[Begin]

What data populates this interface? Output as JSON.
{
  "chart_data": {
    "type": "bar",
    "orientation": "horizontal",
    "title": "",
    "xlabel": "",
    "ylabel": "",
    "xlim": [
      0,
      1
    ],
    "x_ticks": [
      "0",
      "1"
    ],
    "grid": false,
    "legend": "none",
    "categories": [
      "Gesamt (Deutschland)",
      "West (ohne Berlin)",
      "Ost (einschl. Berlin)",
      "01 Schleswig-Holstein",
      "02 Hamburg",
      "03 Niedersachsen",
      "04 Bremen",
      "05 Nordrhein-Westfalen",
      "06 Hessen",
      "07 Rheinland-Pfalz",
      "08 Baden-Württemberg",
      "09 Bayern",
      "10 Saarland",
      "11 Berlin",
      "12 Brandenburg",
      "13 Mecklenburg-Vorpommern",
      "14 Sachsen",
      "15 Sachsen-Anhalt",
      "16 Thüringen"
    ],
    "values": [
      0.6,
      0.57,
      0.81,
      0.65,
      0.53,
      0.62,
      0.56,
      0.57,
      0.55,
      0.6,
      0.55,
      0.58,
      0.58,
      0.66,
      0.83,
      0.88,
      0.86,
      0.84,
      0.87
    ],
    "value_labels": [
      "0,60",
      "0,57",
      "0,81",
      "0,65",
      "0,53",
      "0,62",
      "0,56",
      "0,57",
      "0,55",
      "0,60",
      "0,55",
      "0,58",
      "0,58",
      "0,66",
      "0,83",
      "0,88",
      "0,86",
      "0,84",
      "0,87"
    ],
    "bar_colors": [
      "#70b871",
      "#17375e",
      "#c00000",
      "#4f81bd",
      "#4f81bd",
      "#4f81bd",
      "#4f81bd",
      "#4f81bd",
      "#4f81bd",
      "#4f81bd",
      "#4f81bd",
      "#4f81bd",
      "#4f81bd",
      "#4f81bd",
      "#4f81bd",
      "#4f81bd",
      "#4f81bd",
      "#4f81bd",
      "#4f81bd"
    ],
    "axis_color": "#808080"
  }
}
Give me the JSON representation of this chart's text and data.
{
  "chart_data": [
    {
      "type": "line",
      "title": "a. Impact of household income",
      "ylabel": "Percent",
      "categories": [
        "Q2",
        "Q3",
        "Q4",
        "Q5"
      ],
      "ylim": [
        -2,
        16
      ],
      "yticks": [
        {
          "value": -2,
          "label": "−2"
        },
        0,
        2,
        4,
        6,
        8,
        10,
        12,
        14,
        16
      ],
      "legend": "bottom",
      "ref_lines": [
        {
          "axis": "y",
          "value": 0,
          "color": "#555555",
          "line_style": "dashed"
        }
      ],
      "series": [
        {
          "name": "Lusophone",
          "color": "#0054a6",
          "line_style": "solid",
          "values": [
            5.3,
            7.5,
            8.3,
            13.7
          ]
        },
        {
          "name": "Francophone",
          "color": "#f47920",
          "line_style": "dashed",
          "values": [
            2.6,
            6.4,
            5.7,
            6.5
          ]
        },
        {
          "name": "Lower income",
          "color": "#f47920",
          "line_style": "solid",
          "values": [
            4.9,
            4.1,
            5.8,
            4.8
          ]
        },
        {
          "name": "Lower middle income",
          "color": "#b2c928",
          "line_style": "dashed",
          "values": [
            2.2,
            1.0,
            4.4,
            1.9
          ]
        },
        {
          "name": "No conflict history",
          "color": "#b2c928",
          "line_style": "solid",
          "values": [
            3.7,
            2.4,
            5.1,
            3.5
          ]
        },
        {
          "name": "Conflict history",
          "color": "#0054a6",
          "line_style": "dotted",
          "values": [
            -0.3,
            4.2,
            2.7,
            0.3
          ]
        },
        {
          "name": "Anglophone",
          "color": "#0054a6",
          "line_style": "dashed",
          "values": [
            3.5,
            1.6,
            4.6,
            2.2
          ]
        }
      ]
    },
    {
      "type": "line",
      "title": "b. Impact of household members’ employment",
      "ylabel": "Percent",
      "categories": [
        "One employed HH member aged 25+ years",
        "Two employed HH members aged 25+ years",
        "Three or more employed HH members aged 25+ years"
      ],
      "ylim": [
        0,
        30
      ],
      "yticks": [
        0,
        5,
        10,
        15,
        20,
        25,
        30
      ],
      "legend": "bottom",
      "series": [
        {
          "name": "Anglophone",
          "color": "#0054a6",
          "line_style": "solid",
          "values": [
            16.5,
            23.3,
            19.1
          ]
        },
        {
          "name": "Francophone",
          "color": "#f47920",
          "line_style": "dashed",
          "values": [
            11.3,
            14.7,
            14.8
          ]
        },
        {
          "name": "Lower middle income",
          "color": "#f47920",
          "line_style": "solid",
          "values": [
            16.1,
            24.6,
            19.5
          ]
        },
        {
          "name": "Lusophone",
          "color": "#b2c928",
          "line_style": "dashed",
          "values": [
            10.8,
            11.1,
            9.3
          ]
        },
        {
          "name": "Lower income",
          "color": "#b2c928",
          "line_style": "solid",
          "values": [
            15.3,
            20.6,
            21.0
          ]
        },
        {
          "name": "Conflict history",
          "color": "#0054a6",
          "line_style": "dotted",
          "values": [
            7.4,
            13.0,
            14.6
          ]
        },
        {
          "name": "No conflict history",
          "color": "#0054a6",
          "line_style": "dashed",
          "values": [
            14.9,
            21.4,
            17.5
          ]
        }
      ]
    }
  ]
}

[End]

SET EXERCISE -
Output the whole listing above again, word for word.

RESULT -
What data populates this interface? Output as JSON.
{
  "chart_data": {
    "type": "bar",
    "orientation": "horizontal",
    "title": "",
    "xlabel": "",
    "ylabel": "",
    "xlim": [
      0,
      1
    ],
    "x_ticks": [
      "0",
      "1"
    ],
    "grid": false,
    "legend": "none",
    "categories": [
      "Gesamt (Deutschland)",
      "West (ohne Berlin)",
      "Ost (einschl. Berlin)",
      "01 Schleswig-Holstein",
      "02 Hamburg",
      "03 Niedersachsen",
      "04 Bremen",
      "05 Nordrhein-Westfalen",
      "06 Hessen",
      "07 Rheinland-Pfalz",
      "08 Baden-Württemberg",
      "09 Bayern",
      "10 Saarland",
      "11 Berlin",
      "12 Brandenburg",
      "13 Mecklenburg-Vorpommern",
      "14 Sachsen",
      "15 Sachsen-Anhalt",
      "16 Thüringen"
    ],
    "values": [
      0.6,
      0.57,
      0.81,
      0.65,
      0.53,
      0.62,
      0.56,
      0.57,
      0.55,
      0.6,
      0.55,
      0.58,
      0.58,
      0.66,
      0.83,
      0.88,
      0.86,
      0.84,
      0.87
    ],
    "value_labels": [
      "0,60",
      "0,57",
      "0,81",
      "0,65",
      "0,53",
      "0,62",
      "0,56",
      "0,57",
      "0,55",
      "0,60",
      "0,55",
      "0,58",
      "0,58",
      "0,66",
      "0,83",
      "0,88",
      "0,86",
      "0,84",
      "0,87"
    ],
    "bar_colors": [
      "#70b871",
      "#17375e",
      "#c00000",
      "#4f81bd",
      "#4f81bd",
      "#4f81bd",
      "#4f81bd",
      "#4f81bd",
      "#4f81bd",
      "#4f81bd",
      "#4f81bd",
      "#4f81bd",
      "#4f81bd",
      "#4f81bd",
      "#4f81bd",
      "#4f81bd",
      "#4f81bd",
      "#4f81bd",
      "#4f81bd"
    ],
    "axis_color": "#808080"
  }
}
Give me the JSON representation of this chart's text and data.
{
  "chart_data": [
    {
      "type": "line",
      "title": "a. Impact of household income",
      "ylabel": "Percent",
      "categories": [
        "Q2",
        "Q3",
        "Q4",
        "Q5"
      ],
      "ylim": [
        -2,
        16
      ],
      "yticks": [
        {
          "value": -2,
          "label": "−2"
        },
        0,
        2,
        4,
        6,
        8,
        10,
        12,
        14,
        16
      ],
      "legend": "bottom",
      "ref_lines": [
        {
          "axis": "y",
          "value": 0,
          "color": "#555555",
          "line_style": "dashed"
        }
      ],
      "series": [
        {
          "name": "Lusophone",
          "color": "#0054a6",
          "line_style": "solid",
          "values": [
            5.3,
            7.5,
            8.3,
            13.7
          ]
        },
        {
          "name": "Francophone",
          "color": "#f47920",
          "line_style": "dashed",
          "values": [
            2.6,
            6.4,
            5.7,
            6.5
          ]
        },
        {
          "name": "Lower income",
          "color": "#f47920",
          "line_style": "solid",
          "values": [
            4.9,
            4.1,
            5.8,
            4.8
          ]
        },
        {
          "name": "Lower middle income",
          "color": "#b2c928",
          "line_style": "dashed",
          "values": [
            2.2,
            1.0,
            4.4,
            1.9
          ]
        },
        {
          "name": "No conflict history",
          "color": "#b2c928",
          "line_style": "solid",
          "values": [
            3.7,
            2.4,
            5.1,
            3.5
          ]
        },
        {
          "name": "Conflict history",
          "color": "#0054a6",
          "line_style": "dotted",
          "values": [
            -0.3,
            4.2,
            2.7,
            0.3
          ]
        },
        {
          "name": "Anglophone",
          "color": "#0054a6",
          "line_style": "dashed",
          "values": [
            3.5,
            1.6,
            4.6,
            2.2
          ]
        }
      ]
    },
    {
      "type": "line",
      "title": "b. Impact of household members’ employment",
      "ylabel": "Percent",
      "categories": [
        "One employed HH member aged 25+ years",
        "Two employed HH members aged 25+ years",
        "Three or more employed HH members aged 25+ years"
      ],
      "ylim": [
        0,
        30
      ],
      "yticks": [
        0,
        5,
        10,
        15,
        20,
        25,
        30
      ],
      "legend": "bottom",
      "series": [
        {
          "name": "Anglophone",
          "color": "#0054a6",
          "line_style": "solid",
          "values": [
            16.5,
            23.3,
            19.1
          ]
        },
        {
          "name": "Francophone",
          "color": "#f47920",
          "line_style": "dashed",
          "values": [
            11.3,
            14.7,
            14.8
          ]
        },
        {
          "name": "Lower middle income",
          "color": "#f47920",
          "line_style": "solid",
          "values": [
            16.1,
            24.6,
            19.5
          ]
        },
        {
          "name": "Lusophone",
          "color": "#b2c928",
          "line_style": "dashed",
          "values": [
            10.8,
            11.1,
            9.3
          ]
        },
        {
          "name": "Lower income",
          "color": "#b2c928",
          "line_style": "solid",
          "values": [
            15.3,
            20.6,
            21.0
          ]
        },
        {
          "name": "Conflict history",
          "color": "#0054a6",
          "line_style": "dotted",
          "values": [
            7.4,
            13.0,
            14.6
          ]
        },
        {
          "name": "No conflict history",
          "color": "#0054a6",
          "line_style": "dashed",
          "values": [
            14.9,
            21.4,
            17.5
          ]
        }
      ]
    }
  ]
}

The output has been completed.